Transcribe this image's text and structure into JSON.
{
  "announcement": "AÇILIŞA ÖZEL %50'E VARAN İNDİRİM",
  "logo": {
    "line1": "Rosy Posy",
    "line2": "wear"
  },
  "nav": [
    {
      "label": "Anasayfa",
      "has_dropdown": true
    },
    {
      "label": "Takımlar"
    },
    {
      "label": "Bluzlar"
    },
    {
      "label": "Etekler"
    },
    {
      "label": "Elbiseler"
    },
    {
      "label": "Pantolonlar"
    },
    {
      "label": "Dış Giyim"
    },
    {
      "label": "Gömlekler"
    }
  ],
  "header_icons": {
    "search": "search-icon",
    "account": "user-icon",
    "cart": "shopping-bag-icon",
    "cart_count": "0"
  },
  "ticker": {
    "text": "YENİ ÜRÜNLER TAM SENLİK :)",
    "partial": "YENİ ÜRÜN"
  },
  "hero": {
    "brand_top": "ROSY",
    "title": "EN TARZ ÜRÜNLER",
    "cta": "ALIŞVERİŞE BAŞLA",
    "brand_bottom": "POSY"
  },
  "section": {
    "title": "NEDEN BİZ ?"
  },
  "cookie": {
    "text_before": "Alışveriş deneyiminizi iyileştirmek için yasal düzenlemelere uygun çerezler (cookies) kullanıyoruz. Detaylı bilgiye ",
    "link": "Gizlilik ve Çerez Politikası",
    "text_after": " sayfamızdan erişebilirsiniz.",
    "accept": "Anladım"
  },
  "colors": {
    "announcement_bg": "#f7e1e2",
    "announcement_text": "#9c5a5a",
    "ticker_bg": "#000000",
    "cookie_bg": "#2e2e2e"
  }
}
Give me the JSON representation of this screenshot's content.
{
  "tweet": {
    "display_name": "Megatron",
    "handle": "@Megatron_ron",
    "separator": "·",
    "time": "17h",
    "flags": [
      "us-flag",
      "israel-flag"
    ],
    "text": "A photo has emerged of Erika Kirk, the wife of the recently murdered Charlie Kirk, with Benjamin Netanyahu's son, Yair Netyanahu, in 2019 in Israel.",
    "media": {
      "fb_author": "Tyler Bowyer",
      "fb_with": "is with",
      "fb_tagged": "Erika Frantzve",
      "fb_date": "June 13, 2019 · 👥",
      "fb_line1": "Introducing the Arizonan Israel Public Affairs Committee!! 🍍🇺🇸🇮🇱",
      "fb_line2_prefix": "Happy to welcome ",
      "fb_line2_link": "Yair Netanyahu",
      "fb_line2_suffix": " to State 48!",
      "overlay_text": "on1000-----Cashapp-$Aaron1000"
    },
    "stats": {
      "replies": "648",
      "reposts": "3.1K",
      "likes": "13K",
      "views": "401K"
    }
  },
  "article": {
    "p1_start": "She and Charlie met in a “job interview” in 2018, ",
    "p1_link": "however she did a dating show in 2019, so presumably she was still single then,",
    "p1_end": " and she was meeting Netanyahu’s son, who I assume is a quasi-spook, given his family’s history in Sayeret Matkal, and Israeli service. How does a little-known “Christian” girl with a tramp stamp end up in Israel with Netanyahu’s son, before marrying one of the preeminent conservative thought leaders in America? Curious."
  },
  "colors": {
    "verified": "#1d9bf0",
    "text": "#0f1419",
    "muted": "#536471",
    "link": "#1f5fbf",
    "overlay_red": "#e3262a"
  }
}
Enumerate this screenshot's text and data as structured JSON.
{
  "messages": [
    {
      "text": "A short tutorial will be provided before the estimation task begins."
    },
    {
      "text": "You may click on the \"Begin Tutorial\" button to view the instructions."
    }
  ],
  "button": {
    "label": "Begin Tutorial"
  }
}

*EXERCISE OBJECTIVE:* Write every entry out again exactly.

*RESPONSE TO THE TASK:*
Transcribe this image's text and structure into JSON.
{
  "announcement": "AÇILIŞA ÖZEL %50'E VARAN İNDİRİM",
  "logo": {
    "line1": "Rosy Posy",
    "line2": "wear"
  },
  "nav": [
    {
      "label": "Anasayfa",
      "has_dropdown": true
    },
    {
      "label": "Takımlar"
    },
    {
      "label": "Bluzlar"
    },
    {
      "label": "Etekler"
    },
    {
      "label": "Elbiseler"
    },
    {
      "label": "Pantolonlar"
    },
    {
      "label": "Dış Giyim"
    },
    {
      "label": "Gömlekler"
    }
  ],
  "header_icons": {
    "search": "search-icon",
    "account": "user-icon",
    "cart": "shopping-bag-icon",
    "cart_count": "0"
  },
  "ticker": {
    "text": "YENİ ÜRÜNLER TAM SENLİK :)",
    "partial": "YENİ ÜRÜN"
  },
  "hero": {
    "brand_top": "ROSY",
    "title": "EN TARZ ÜRÜNLER",
    "cta": "ALIŞVERİŞE BAŞLA",
    "brand_bottom": "POSY"
  },
  "section": {
    "title": "NEDEN BİZ ?"
  },
  "cookie": {
    "text_before": "Alışveriş deneyiminizi iyileştirmek için yasal düzenlemelere uygun çerezler (cookies) kullanıyoruz. Detaylı bilgiye ",
    "link": "Gizlilik ve Çerez Politikası",
    "text_after": " sayfamızdan erişebilirsiniz.",
    "accept": "Anladım"
  },
  "colors": {
    "announcement_bg": "#f7e1e2",
    "announcement_text": "#9c5a5a",
    "ticker_bg": "#000000",
    "cookie_bg": "#2e2e2e"
  }
}
Give me the JSON representation of this screenshot's content.
{
  "tweet": {
    "display_name": "Megatron",
    "handle": "@Megatron_ron",
    "separator": "·",
    "time": "17h",
    "flags": [
      "us-flag",
      "israel-flag"
    ],
    "text": "A photo has emerged of Erika Kirk, the wife of the recently murdered Charlie Kirk, with Benjamin Netanyahu's son, Yair Netyanahu, in 2019 in Israel.",
    "media": {
      "fb_author": "Tyler Bowyer",
      "fb_with": "is with",
      "fb_tagged": "Erika Frantzve",
      "fb_date": "June 13, 2019 · 👥",
      "fb_line1": "Introducing the Arizonan Israel Public Affairs Committee!! 🍍🇺🇸🇮🇱",
      "fb_line2_prefix": "Happy to welcome ",
      "fb_line2_link": "Yair Netanyahu",
      "fb_line2_suffix": " to State 48!",
      "overlay_text": "on1000-----Cashapp-$Aaron1000"
    },
    "stats": {
      "replies": "648",
      "reposts": "3.1K",
      "likes": "13K",
      "views": "401K"
    }
  },
  "article": {
    "p1_start": "She and Charlie met in a “job interview” in 2018, ",
    "p1_link": "however she did a dating show in 2019, so presumably she was still single then,",
    "p1_end": " and she was meeting Netanyahu’s son, who I assume is a quasi-spook, given his family’s history in Sayeret Matkal, and Israeli service. How does a little-known “Christian” girl with a tramp stamp end up in Israel with Netanyahu’s son, before marrying one of the preeminent conservative thought leaders in America? Curious."
  },
  "colors": {
    "verified": "#1d9bf0",
    "text": "#0f1419",
    "muted": "#536471",
    "link": "#1f5fbf",
    "overlay_red": "#e3262a"
  }
}
Enumerate this screenshot's text and data as structured JSON.
{
  "messages": [
    {
      "text": "A short tutorial will be provided before the estimation task begins."
    },
    {
      "text": "You may click on the \"Begin Tutorial\" button to view the instructions."
    }
  ],
  "button": {
    "label": "Begin Tutorial"
  }
}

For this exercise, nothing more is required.